The request: Copy out all lines with the word "延长保修" in them.

Records supplied:
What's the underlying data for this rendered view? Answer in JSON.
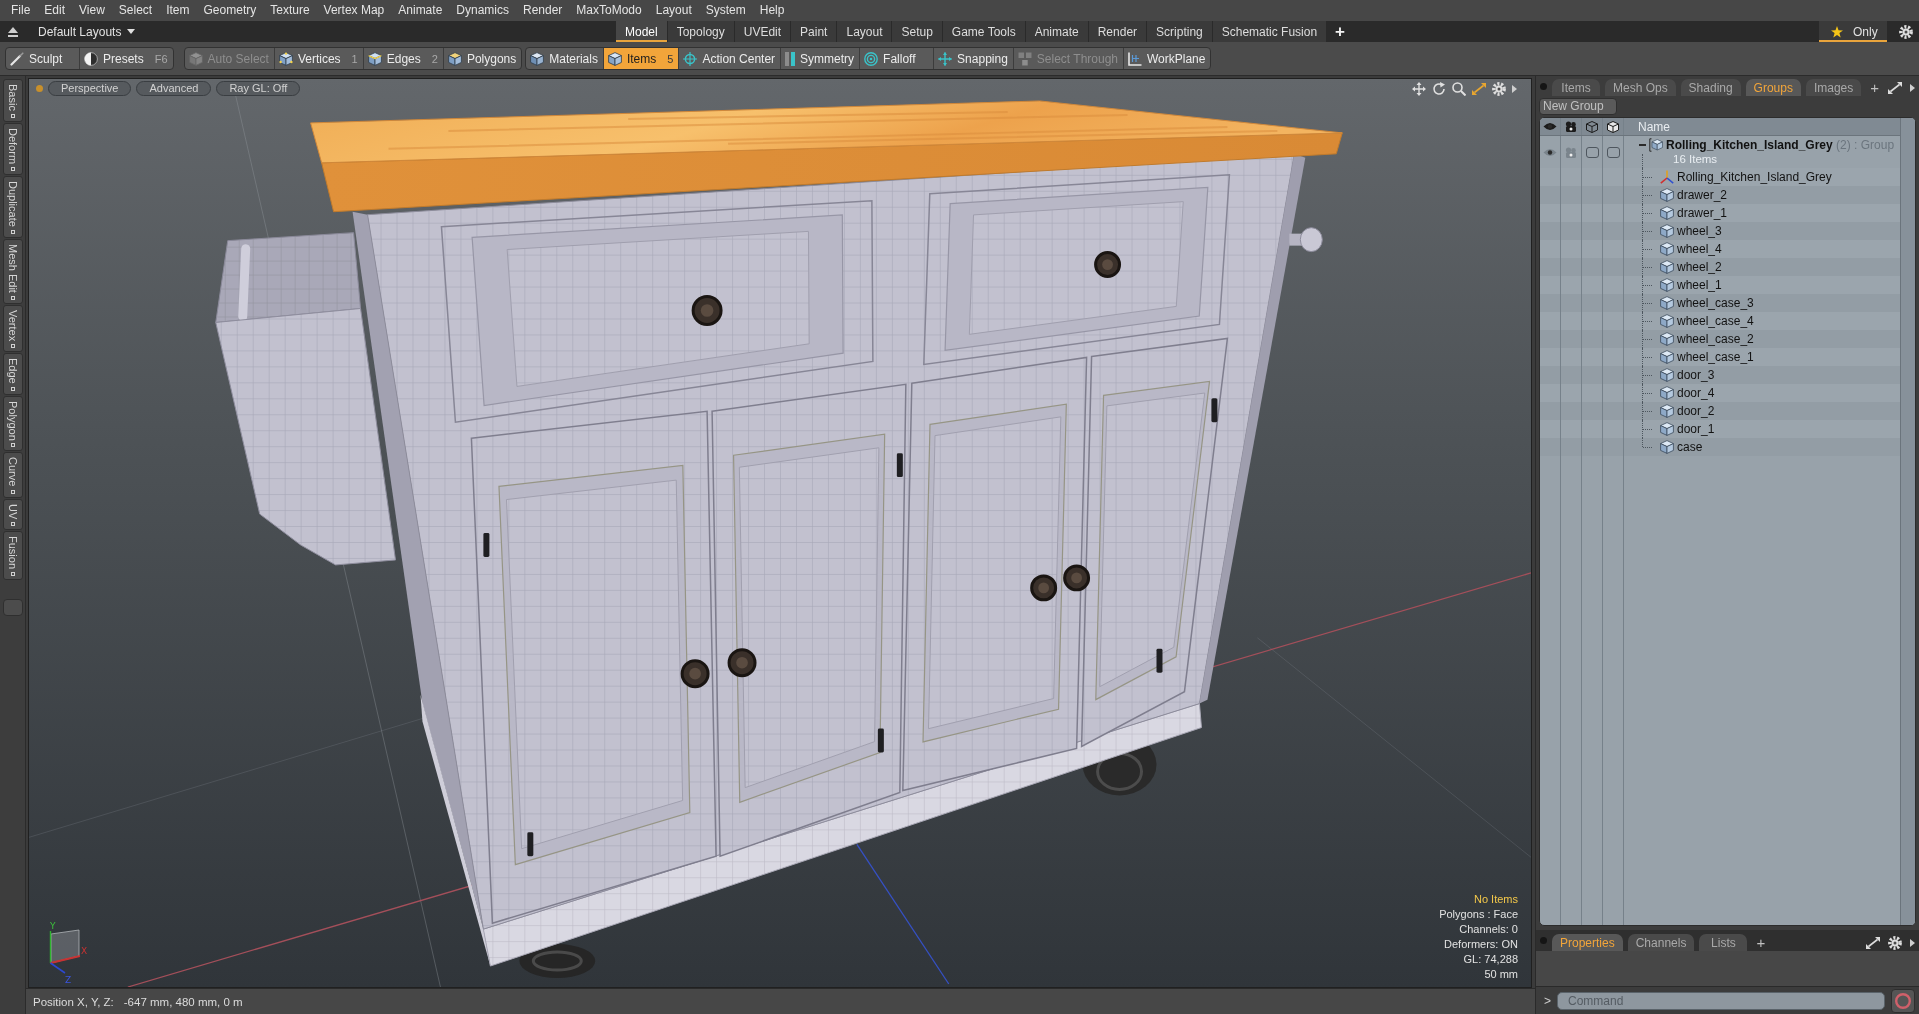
{
  "menu_bar": [
    "File",
    "Edit",
    "View",
    "Select",
    "Item",
    "Geometry",
    "Texture",
    "Vertex Map",
    "Animate",
    "Dynamics",
    "Render",
    "MaxToModo",
    "Layout",
    "System",
    "Help"
  ],
  "layout_bar": {
    "preset": "Default Layouts",
    "tabs": [
      {
        "label": "Model",
        "selected": true
      },
      {
        "label": "Topology",
        "selected": false
      },
      {
        "label": "UVEdit",
        "selected": false
      },
      {
        "label": "Paint",
        "selected": false
      },
      {
        "label": "Layout",
        "selected": false
      },
      {
        "label": "Setup",
        "selected": false
      },
      {
        "label": "Game Tools",
        "selected": false
      },
      {
        "label": "Animate",
        "selected": false
      },
      {
        "label": "Render",
        "selected": false
      },
      {
        "label": "Scripting",
        "selected": false
      },
      {
        "label": "Schematic Fusion",
        "selected": false
      }
    ],
    "add": "+",
    "only": {
      "label": "Only",
      "on": true
    }
  },
  "toolbar": [
    {
      "items": [
        {
          "label": "Sculpt",
          "kind": "brush",
          "selected": false,
          "disabled": false
        },
        {
          "label": "Presets",
          "kind": "presets",
          "shortcut": "F6",
          "selected": false,
          "disabled": false
        }
      ]
    },
    {
      "items": [
        {
          "label": "Auto Select",
          "kind": "cube",
          "selected": false,
          "disabled": true
        },
        {
          "label": "Vertices",
          "kind": "vertex",
          "shortcut": "1",
          "selected": false,
          "disabled": false
        },
        {
          "label": "Edges",
          "kind": "edge",
          "shortcut": "2",
          "selected": false,
          "disabled": false
        },
        {
          "label": "Polygons",
          "kind": "polygon",
          "selected": false,
          "disabled": false
        }
      ]
    },
    {
      "items": [
        {
          "label": "Materials",
          "kind": "material",
          "selected": false,
          "disabled": false
        },
        {
          "label": "Items",
          "kind": "item",
          "shortcut": "5",
          "selected": true,
          "disabled": false
        },
        {
          "label": "Action Center",
          "kind": "crosshair",
          "selected": false,
          "disabled": false
        },
        {
          "label": "Symmetry",
          "kind": "symmetry",
          "selected": false,
          "disabled": false
        },
        {
          "label": "Falloff",
          "kind": "falloff",
          "selected": false,
          "disabled": false
        },
        {
          "label": "Snapping",
          "kind": "snap",
          "selected": false,
          "disabled": false
        },
        {
          "label": "Select Through",
          "kind": "select_through",
          "selected": false,
          "disabled": true
        },
        {
          "label": "WorkPlane",
          "kind": "workplane",
          "selected": false,
          "disabled": false
        }
      ]
    }
  ],
  "side_tabs": [
    {
      "label": "Basic",
      "selected": false
    },
    {
      "label": "Deform",
      "selected": false
    },
    {
      "label": "Duplicate",
      "selected": false
    },
    {
      "label": "Mesh Edit",
      "selected": false
    },
    {
      "label": "Vertex",
      "selected": false
    },
    {
      "label": "Edge",
      "selected": false
    },
    {
      "label": "Polygon",
      "selected": false
    },
    {
      "label": "Curve",
      "selected": false
    },
    {
      "label": "UV",
      "selected": false
    },
    {
      "label": "Fusion",
      "selected": false
    }
  ],
  "viewport": {
    "buttons": [
      "Perspective",
      "Advanced",
      "Ray GL: Off"
    ],
    "axis_labels": [
      "Y",
      "X",
      "Z"
    ],
    "info": [
      {
        "text": "No Items",
        "highlight": true
      },
      {
        "text": "Polygons : Face",
        "highlight": false
      },
      {
        "text": "Channels: 0",
        "highlight": false
      },
      {
        "text": "Deformers: ON",
        "highlight": false
      },
      {
        "text": "GL: 74,288",
        "highlight": false
      },
      {
        "text": "50 mm",
        "highlight": false
      }
    ]
  },
  "status_bar": {
    "label": "Position X, Y, Z:",
    "value": "-647 mm, 480 mm, 0 m"
  },
  "panel": {
    "tabs": [
      {
        "label": "Items",
        "selected": false
      },
      {
        "label": "Mesh Ops",
        "selected": false
      },
      {
        "label": "Shading",
        "selected": false
      },
      {
        "label": "Groups",
        "selected": true
      },
      {
        "label": "Images",
        "selected": false
      }
    ],
    "add": "+",
    "new_group": "New Group",
    "tree": {
      "name_column": "Name",
      "group": {
        "name": "Rolling_Kitchen_Island_Grey",
        "count": "(2)",
        "type": ": Group",
        "subtitle": "16 Items",
        "visible": true,
        "render": true,
        "expanded": true,
        "children": [
          {
            "name": "Rolling_Kitchen_Island_Grey",
            "kind": "locator"
          },
          {
            "name": "drawer_2",
            "kind": "mesh"
          },
          {
            "name": "drawer_1",
            "kind": "mesh"
          },
          {
            "name": "wheel_3",
            "kind": "mesh"
          },
          {
            "name": "wheel_4",
            "kind": "mesh"
          },
          {
            "name": "wheel_2",
            "kind": "mesh"
          },
          {
            "name": "wheel_1",
            "kind": "mesh"
          },
          {
            "name": "wheel_case_3",
            "kind": "mesh"
          },
          {
            "name": "wheel_case_4",
            "kind": "mesh"
          },
          {
            "name": "wheel_case_2",
            "kind": "mesh"
          },
          {
            "name": "wheel_case_1",
            "kind": "mesh"
          },
          {
            "name": "door_3",
            "kind": "mesh"
          },
          {
            "name": "door_4",
            "kind": "mesh"
          },
          {
            "name": "door_2",
            "kind": "mesh"
          },
          {
            "name": "door_1",
            "kind": "mesh"
          },
          {
            "name": "case",
            "kind": "mesh"
          }
        ]
      }
    }
  },
  "bottom_panel": {
    "tabs": [
      {
        "label": "Properties",
        "selected": true
      },
      {
        "label": "Channels",
        "selected": false
      },
      {
        "label": "Lists",
        "selected": false
      }
    ],
    "add": "+"
  },
  "command": {
    "prompt": ">",
    "placeholder": "Command"
  }
}
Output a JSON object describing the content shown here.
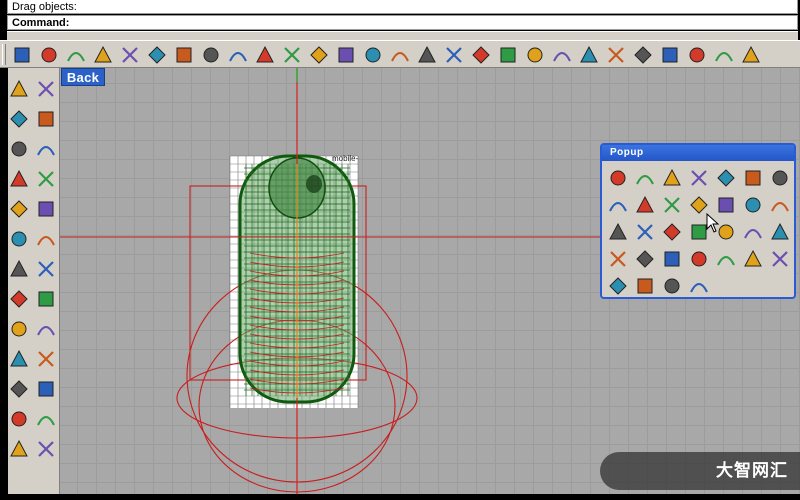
{
  "command_area": {
    "prompt_line": "Drag objects:",
    "command_label": "Command:"
  },
  "viewport": {
    "back_label": "Back",
    "model_label": "mobile-"
  },
  "popup": {
    "title": "Popup"
  },
  "watermark": {
    "text": "大智网汇"
  },
  "colors": {
    "viewport_bg": "#a8a8a8",
    "grid_line": "#9c9c9c",
    "wireframe": "#1f6b1f",
    "red_curve": "#c81e1e",
    "axis_green": "#2fae2f",
    "popup_title": "#2a5bd7"
  },
  "main_toolbar_icons": [
    "new-icon",
    "open-icon",
    "save-icon",
    "print-icon",
    "copy-icon",
    "cut-icon",
    "paste-icon",
    "clipboard-icon",
    "undo-icon",
    "pan-icon",
    "rotate-icon",
    "zoom-icon",
    "zoom-window-icon",
    "zoom-extents-icon",
    "zoom-selected-icon",
    "redo-view-icon",
    "four-viewports-icon",
    "car-icon",
    "grid-icon",
    "snap-icon",
    "points-icon",
    "light-icon",
    "lock-icon",
    "layer-icon",
    "color-wheel-icon",
    "sphere-wire-icon",
    "sphere-shaded-icon",
    "render-icon"
  ],
  "left_toolbar_icons": [
    "select-icon",
    "point-icon",
    "polyline-icon",
    "curve-icon",
    "circle-icon",
    "ellipse-icon",
    "arc-icon",
    "rectangle-icon",
    "polygon-icon",
    "spline-icon",
    "box-icon",
    "surface-icon",
    "solid-icon",
    "sweep-icon",
    "transform-icon",
    "explode-icon",
    "boolean-icon",
    "trim-icon",
    "fillet-icon",
    "offset-icon",
    "text-icon",
    "dimension-icon",
    "array-icon",
    "group-icon",
    "block-icon",
    "analyze-icon"
  ],
  "popup_icons": [
    "light-icon",
    "rect-icon",
    "arc-icon",
    "zoom-icon",
    "grid-sphere-icon",
    "sphere-icon",
    "color-wheel-icon",
    "explode-icon",
    "lightning-icon",
    "curve-icon",
    "polyline-icon",
    "walk-icon",
    "solid-icon",
    "sweep-icon",
    "points-icon",
    "diamond-icon",
    "surface-icon",
    "patch-icon",
    "cap-icon",
    "loft-icon",
    "sweep2-icon",
    "revolve-icon",
    "extrude-icon",
    "rail-icon",
    "network-icon",
    "split-icon",
    "cube-icon",
    "flatten-icon",
    "blend-icon",
    "match-icon",
    "merge-icon",
    "spiral-icon"
  ]
}
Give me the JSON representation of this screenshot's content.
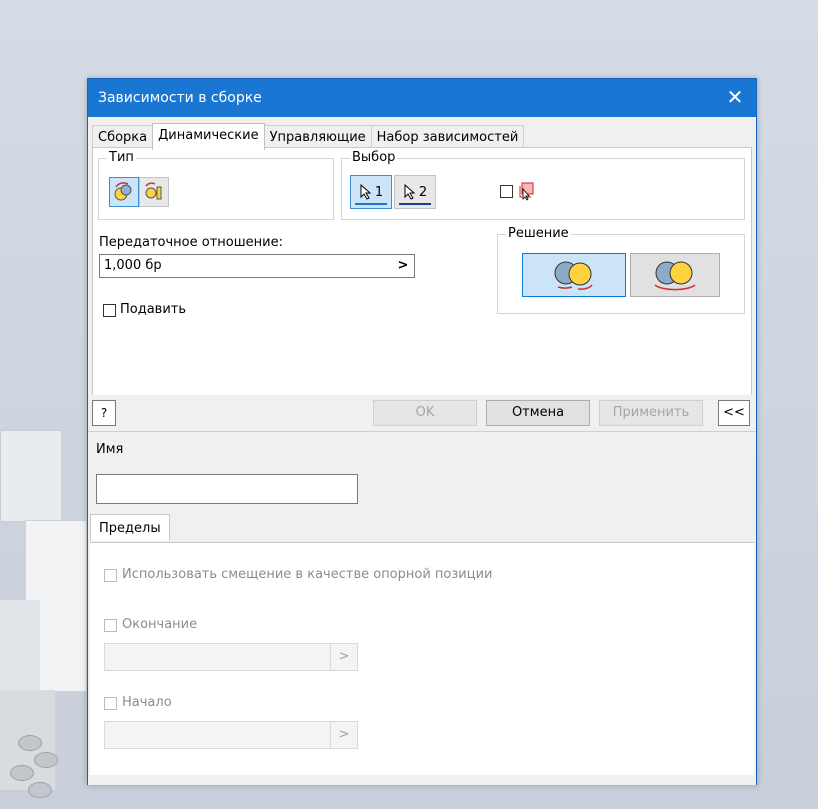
{
  "title": "Зависимости в сборке",
  "tabs": [
    "Сборка",
    "Динамические",
    "Управляющие",
    "Набор зависимостей"
  ],
  "groups": {
    "type": "Тип",
    "selection": "Выбор",
    "solution": "Решение"
  },
  "selection_buttons": [
    "1",
    "2"
  ],
  "ratio_label": "Передаточное отношение:",
  "ratio_value": "1,000 бр",
  "ratio_arrow": ">",
  "suppress_label": "Подавить",
  "buttons": {
    "help": "?",
    "ok": "OK",
    "cancel": "Отмена",
    "apply": "Применить",
    "collapse": "<<"
  },
  "name_label": "Имя",
  "limits_tab": "Пределы",
  "use_offset_label": "Использовать смещение в качестве опорной позиции",
  "end_label": "Окончание",
  "start_label": "Начало",
  "field_arrow": ">",
  "colors": {
    "titlebar": "#1976d2",
    "selected": "#cce4f7",
    "accent": "#0f78d2"
  }
}
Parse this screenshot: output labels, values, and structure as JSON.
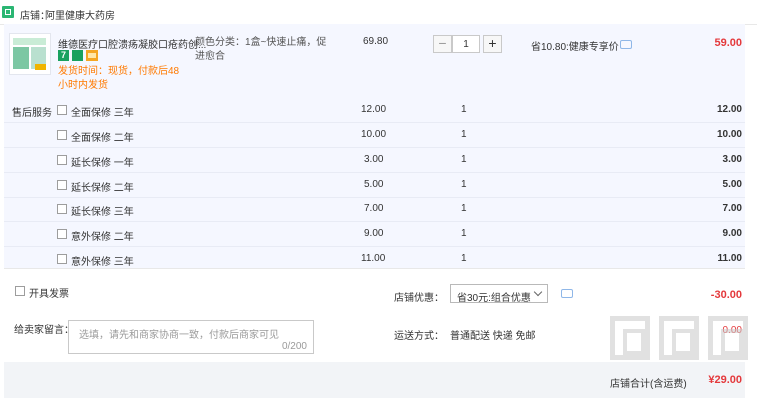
{
  "shop": {
    "icon": "shop-icon",
    "label": "店铺：",
    "name": "阿里健康大药房"
  },
  "item": {
    "title": "维德医疗口腔溃疡凝胶口疮药创...",
    "tag_number": "7",
    "tag_icon": "health-badge-icon",
    "shipping": "发货时间：现货，付款后48小时内发货",
    "spec": "颜色分类：1盒~快速止痛，促进愈合",
    "unit_price": "69.80",
    "quantity": "1",
    "minus_label": "−",
    "plus_label": "+",
    "discount": "省10.80:健康专享价",
    "total": "59.00"
  },
  "services": {
    "label": "售后服务",
    "options": [
      {
        "name": "全面保修 三年",
        "price": "12.00",
        "qty": "1",
        "total": "12.00"
      },
      {
        "name": "全面保修 二年",
        "price": "10.00",
        "qty": "1",
        "total": "10.00"
      },
      {
        "name": "延长保修 一年",
        "price": "3.00",
        "qty": "1",
        "total": "3.00"
      },
      {
        "name": "延长保修 二年",
        "price": "5.00",
        "qty": "1",
        "total": "5.00"
      },
      {
        "name": "延长保修 三年",
        "price": "7.00",
        "qty": "1",
        "total": "7.00"
      },
      {
        "name": "意外保修 二年",
        "price": "9.00",
        "qty": "1",
        "total": "9.00"
      },
      {
        "name": "意外保修 三年",
        "price": "11.00",
        "qty": "1",
        "total": "11.00"
      }
    ]
  },
  "invoice": {
    "label": "开具发票"
  },
  "coupon": {
    "label": "店铺优惠：",
    "selected": "省30元:组合优惠",
    "amount": "-30.00"
  },
  "message": {
    "label": "给卖家留言：",
    "placeholder": "选填，请先和商家协商一致，付款后商家可见",
    "counter": "0/200"
  },
  "delivery": {
    "label": "运送方式：",
    "method": "普通配送 快递 免邮",
    "fee": "0.00"
  },
  "summary": {
    "label": "店铺合计(含运费)",
    "total": "¥29.00"
  },
  "colors": {
    "accent_red": "#e4393c",
    "orange": "#ff7a00",
    "item_bg": "#f5f7ff",
    "shop_green": "#2bb673"
  }
}
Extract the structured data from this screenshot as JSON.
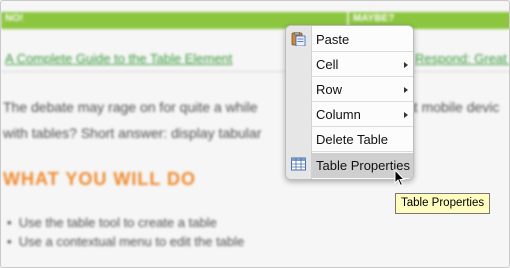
{
  "background": {
    "header_left": "NO!",
    "header_right": "MAYBE?",
    "link_left": "A Complete Guide to the Table Element",
    "link_right": "Respond: Great R",
    "para_line1": "The debate may rage on for quite a while",
    "para_line1_right": "at mobile devic",
    "para_line2": "with tables? Short answer: display tabular",
    "heading": "WHAT YOU WILL DO",
    "bullets": [
      "Use the table tool to create a table",
      "Use a contextual menu to edit the table"
    ],
    "colors": {
      "header_green": "#8cc63f",
      "link_green": "#3b9a3b",
      "heading_orange": "#ef8a2e"
    }
  },
  "context_menu": {
    "items": [
      {
        "label": "Paste",
        "icon": "clipboard-icon",
        "submenu": false
      },
      {
        "label": "Cell",
        "submenu": true
      },
      {
        "label": "Row",
        "submenu": true
      },
      {
        "label": "Column",
        "submenu": true
      },
      {
        "label": "Delete Table",
        "submenu": false
      },
      {
        "label": "Table Properties",
        "icon": "table-icon",
        "submenu": false,
        "highlighted": true
      }
    ]
  },
  "tooltip": {
    "text": "Table Properties"
  },
  "cursor": {
    "icon": "pointer-arrow-icon"
  }
}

Answer to the problem:
        "name": "延长保修 一年",
        "name": "延长保修 二年",
        "name": "延长保修 三年",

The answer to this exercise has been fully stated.